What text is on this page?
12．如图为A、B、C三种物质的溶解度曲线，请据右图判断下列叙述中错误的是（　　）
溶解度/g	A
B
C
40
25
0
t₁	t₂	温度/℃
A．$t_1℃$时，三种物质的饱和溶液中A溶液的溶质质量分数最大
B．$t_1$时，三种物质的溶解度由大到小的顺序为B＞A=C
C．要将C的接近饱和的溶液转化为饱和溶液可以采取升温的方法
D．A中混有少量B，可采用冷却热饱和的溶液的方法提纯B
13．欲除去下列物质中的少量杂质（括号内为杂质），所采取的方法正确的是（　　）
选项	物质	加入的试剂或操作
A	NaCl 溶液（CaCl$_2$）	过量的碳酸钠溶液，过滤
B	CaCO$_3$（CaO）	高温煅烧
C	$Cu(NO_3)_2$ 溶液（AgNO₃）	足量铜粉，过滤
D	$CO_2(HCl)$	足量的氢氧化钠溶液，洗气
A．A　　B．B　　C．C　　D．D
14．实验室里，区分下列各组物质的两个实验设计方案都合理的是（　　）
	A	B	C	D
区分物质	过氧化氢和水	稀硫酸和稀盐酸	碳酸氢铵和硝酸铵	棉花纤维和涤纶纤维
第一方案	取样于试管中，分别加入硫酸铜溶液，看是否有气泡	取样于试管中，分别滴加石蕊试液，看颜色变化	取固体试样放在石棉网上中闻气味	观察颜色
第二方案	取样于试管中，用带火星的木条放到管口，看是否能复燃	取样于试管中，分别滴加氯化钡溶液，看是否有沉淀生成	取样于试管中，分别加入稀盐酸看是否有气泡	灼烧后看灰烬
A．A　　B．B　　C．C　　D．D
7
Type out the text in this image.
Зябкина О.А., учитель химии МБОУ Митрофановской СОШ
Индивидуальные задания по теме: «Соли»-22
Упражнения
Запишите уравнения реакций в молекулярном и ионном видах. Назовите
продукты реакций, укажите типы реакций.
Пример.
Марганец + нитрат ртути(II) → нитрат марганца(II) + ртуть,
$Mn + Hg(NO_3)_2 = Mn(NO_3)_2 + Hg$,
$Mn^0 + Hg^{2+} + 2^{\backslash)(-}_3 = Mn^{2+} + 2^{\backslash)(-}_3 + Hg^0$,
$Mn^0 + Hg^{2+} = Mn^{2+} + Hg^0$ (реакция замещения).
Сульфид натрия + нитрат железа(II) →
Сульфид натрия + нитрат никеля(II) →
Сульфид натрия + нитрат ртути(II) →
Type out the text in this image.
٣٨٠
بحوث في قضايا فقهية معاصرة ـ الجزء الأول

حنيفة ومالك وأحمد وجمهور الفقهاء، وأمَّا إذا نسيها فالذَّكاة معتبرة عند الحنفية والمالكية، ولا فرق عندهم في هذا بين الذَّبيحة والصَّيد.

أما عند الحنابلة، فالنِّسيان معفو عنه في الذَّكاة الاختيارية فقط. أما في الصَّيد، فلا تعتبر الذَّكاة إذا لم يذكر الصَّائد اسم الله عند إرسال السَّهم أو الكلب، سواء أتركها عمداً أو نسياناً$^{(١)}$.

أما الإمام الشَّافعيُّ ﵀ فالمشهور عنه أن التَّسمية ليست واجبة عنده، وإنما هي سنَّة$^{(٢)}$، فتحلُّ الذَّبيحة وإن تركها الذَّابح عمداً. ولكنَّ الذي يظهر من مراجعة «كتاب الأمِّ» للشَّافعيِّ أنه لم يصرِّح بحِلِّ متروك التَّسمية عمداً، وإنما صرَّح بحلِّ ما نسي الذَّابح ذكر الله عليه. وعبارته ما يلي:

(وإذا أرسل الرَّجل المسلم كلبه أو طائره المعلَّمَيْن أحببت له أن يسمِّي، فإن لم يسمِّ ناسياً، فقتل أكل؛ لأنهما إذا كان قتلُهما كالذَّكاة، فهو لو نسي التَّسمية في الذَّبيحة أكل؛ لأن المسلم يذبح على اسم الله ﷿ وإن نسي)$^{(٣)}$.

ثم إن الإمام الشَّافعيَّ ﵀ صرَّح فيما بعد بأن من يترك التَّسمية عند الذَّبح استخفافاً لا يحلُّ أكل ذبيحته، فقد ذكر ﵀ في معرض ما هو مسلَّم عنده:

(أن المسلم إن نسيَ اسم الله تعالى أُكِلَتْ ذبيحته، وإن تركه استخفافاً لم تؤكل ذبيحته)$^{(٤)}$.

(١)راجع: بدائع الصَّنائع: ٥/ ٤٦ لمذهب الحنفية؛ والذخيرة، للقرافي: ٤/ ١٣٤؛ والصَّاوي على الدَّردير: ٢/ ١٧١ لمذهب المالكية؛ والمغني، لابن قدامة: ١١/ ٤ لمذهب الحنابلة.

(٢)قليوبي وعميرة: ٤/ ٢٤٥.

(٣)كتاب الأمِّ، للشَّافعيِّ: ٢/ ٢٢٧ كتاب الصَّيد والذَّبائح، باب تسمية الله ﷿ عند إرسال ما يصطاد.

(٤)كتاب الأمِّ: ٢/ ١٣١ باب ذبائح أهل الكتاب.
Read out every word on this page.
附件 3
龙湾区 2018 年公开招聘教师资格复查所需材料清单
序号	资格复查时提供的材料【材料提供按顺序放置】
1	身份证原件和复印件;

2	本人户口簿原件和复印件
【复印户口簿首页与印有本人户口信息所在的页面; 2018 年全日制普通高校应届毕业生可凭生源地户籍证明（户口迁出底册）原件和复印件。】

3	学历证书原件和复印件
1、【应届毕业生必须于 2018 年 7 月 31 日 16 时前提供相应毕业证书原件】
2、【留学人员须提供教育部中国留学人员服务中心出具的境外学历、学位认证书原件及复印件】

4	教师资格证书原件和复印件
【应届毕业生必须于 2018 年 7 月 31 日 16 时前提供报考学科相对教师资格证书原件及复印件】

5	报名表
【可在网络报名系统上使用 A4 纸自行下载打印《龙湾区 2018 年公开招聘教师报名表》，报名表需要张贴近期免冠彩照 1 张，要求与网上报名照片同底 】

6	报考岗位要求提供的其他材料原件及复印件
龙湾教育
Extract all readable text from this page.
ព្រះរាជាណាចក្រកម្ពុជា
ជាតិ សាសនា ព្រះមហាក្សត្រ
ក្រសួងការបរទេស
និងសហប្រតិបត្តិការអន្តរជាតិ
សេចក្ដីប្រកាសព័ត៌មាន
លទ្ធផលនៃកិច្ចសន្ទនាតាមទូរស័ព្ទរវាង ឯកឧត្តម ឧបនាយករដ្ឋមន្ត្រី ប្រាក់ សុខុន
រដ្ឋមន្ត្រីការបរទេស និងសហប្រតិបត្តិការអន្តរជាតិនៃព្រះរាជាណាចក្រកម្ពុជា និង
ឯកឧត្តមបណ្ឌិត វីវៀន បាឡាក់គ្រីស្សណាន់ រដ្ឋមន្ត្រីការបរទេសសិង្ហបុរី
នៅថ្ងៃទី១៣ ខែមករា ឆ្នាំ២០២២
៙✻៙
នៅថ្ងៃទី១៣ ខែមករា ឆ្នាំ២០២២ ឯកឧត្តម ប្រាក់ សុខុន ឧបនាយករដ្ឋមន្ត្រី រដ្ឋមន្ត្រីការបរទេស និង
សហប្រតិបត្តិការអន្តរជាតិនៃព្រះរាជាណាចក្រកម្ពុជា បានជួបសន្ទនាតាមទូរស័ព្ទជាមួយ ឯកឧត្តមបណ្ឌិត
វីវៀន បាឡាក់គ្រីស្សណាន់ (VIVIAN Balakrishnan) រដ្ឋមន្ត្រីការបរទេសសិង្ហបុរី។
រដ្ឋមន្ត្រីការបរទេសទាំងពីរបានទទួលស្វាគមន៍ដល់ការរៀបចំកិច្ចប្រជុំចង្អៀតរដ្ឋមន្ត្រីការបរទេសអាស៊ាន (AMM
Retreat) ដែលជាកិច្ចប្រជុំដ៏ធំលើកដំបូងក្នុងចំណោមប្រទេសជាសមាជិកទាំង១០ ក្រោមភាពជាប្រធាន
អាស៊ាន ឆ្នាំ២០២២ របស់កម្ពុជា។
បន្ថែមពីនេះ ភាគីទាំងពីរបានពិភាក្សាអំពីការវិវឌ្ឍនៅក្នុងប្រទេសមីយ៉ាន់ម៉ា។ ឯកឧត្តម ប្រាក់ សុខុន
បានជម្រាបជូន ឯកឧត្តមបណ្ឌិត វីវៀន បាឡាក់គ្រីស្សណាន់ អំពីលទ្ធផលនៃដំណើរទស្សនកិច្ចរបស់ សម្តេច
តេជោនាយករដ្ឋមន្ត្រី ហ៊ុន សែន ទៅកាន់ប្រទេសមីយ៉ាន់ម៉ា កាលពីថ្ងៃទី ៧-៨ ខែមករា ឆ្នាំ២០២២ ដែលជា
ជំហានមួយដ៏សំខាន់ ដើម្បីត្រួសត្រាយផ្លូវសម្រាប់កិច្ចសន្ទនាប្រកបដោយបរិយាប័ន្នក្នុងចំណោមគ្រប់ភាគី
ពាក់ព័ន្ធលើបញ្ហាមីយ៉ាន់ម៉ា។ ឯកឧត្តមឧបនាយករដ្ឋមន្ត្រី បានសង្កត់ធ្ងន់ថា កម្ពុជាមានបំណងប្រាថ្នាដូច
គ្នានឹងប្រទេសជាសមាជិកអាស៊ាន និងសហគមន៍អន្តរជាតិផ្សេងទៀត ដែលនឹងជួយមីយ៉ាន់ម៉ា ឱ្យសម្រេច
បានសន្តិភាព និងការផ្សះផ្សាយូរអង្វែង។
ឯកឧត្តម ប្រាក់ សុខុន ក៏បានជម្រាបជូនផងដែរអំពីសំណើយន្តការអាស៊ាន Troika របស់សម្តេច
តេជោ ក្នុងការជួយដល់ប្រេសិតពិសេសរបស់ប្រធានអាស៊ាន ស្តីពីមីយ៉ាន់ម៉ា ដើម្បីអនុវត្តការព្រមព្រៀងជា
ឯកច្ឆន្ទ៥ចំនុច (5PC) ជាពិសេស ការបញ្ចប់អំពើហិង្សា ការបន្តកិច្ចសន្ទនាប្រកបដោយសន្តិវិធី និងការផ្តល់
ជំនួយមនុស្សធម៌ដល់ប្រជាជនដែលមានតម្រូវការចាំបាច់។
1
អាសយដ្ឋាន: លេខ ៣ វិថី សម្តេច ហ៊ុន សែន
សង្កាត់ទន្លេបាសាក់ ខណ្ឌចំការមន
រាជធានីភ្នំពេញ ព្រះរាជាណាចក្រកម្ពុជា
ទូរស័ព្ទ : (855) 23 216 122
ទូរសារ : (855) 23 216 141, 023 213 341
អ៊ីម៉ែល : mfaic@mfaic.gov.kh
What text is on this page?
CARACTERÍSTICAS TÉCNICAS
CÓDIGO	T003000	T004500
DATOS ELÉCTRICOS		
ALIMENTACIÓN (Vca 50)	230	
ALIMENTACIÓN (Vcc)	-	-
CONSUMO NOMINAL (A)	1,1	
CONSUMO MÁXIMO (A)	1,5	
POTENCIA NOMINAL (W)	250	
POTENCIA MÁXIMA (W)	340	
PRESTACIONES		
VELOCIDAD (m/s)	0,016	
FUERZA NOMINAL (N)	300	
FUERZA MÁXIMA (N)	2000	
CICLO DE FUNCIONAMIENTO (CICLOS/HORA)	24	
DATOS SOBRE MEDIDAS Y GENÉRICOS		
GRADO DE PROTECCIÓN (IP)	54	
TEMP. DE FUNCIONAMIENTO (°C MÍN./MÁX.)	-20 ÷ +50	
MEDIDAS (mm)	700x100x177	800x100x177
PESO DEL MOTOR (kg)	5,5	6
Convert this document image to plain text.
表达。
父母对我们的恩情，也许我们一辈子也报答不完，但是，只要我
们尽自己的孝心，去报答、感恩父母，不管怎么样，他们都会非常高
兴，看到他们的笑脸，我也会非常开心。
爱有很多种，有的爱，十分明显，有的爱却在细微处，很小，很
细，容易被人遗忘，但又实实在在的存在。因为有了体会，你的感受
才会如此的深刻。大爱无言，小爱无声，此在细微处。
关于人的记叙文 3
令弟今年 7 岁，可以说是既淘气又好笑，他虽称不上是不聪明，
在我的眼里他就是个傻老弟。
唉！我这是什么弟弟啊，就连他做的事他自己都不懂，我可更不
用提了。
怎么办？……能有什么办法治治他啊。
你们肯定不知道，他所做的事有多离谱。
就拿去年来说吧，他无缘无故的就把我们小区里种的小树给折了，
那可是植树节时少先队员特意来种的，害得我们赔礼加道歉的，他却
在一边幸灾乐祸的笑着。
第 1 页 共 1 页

-*-*-

▶ WHAT IS BEING ASKED
Tell how many lines in the material contain the word "រកបដ". Only the number is wanted.

▶ RESULT OF THE TASK
2